But simply asking your employees to be more creative isn’t enough, and it wouldn’t work, anyway. You have to foster an environment that turns creativity from an occasional spark to an always-burning fire.
How? Scott Belsky says the forces that create good ideas are readily accessible to all of us. Belsky is founder and CEO of Behance (an online platform for showcasing creative work), a TEDx speaker on turning creative ideas into action and author of Making Ideas Happen: Overcoming the Obstacles Between Vision and Reality.
“The people and teams who make ideas happen, time and time again, are able to do so not because their ideas are any better,” Belsky said. “Ideas don’t happen because they are great, or by accident. They happen as a result of other forces, namely organization, community and sound leadership.”
To provide that kind of leadership might take a few tweaks to your existing processes. Or it might take major changes in the office culture. Whatever it takes, though, it’s doable—and worthwhile. Here’s how.
1. Take Away the Easy Answer
A fair amount of good ideas end up on the cutting room floor because they seem impossible to execute. But that attitude, says Gogi Gupta, founder of online marketing agency Gupta Media, amounts to cutting off the creative process before it even gets started.
“Especially with my designers and developers, there is an unwritten rule: Don’t ever say that it can’t be done,” Gupta said. “When you take away the easy out, people get creative in solving problems.”
2. Encourage Experimentation
Rarely are the best ideas born fully formed. More often, it takes a process of trial and error before you’ve created something viable. Realizing that is one way to ensure that creativity is the normal way of doing business rather than a once-in-a-while effort.
“What we seldom realize is that innovation boils down to experimentation—testing new ideas and iterating until you get something novel that works,” Belsky said. “As small business leaders, we need to push our teams to test out new ways of doing things. Whether it’s the way we work or the service we provide, we need to keep making small tweaks to stay on the cutting edge.”
3. Make Room for Failure
If you’re going to experiment, you have to be ready for failure. Don’t just excuse it; embrace it. That’s the best way to create an environment where people aren’t afraid to take risks and propose the ideas that nobody else thought were possible—and that nobody else is bothering to pursue.
“The truth is that we’ve all got ideas and are not short on creativity,” Belsky said. “However, we seldom feel welcome to take risks and experiment with the ideas that we come up with.”

========================================

▸ PROBLEM TO SOLVE
Copy the stretch of the creativity article from "But simply asking" through "an always-burning fire.", swapping "spark" for "flicker".

========================================

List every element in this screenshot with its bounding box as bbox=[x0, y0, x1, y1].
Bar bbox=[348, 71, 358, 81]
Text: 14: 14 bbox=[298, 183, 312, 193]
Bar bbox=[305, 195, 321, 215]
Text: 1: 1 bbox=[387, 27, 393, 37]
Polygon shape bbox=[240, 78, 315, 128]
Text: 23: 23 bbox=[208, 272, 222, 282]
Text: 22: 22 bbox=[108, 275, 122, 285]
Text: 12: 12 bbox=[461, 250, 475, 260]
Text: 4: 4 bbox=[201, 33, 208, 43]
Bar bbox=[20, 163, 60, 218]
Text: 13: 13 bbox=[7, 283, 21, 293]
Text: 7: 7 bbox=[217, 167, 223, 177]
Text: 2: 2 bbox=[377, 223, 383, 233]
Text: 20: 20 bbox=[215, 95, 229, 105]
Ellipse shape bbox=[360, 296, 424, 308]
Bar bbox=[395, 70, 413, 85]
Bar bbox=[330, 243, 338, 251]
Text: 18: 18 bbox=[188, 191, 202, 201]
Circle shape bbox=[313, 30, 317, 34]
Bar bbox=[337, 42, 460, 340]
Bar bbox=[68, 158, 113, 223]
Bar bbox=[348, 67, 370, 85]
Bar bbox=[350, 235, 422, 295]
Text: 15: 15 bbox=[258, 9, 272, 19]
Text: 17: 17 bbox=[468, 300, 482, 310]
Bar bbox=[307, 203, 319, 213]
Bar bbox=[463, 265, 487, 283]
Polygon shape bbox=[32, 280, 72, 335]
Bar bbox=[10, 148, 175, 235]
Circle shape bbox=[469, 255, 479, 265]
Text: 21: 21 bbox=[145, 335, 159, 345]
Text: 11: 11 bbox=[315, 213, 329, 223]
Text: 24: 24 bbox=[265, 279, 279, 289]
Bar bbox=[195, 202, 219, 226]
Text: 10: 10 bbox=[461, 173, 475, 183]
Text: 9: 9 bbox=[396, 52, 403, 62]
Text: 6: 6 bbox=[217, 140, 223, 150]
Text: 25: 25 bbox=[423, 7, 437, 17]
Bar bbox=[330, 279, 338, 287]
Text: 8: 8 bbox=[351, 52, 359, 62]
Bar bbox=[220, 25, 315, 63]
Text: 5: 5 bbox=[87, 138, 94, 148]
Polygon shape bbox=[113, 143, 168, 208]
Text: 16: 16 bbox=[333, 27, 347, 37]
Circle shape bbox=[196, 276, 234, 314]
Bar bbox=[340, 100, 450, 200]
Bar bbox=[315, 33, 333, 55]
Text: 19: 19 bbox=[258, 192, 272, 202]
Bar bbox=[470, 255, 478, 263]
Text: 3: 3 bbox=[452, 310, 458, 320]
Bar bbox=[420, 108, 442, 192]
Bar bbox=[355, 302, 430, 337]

========================================

▸ SOLUTION FOR THIS EXERCISE
But simply asking your employees to be more creative isn’t enough, and it wouldn’t work, anyway. You have to foster an environment that turns creativity from an occasional flicker to an always-burning fire.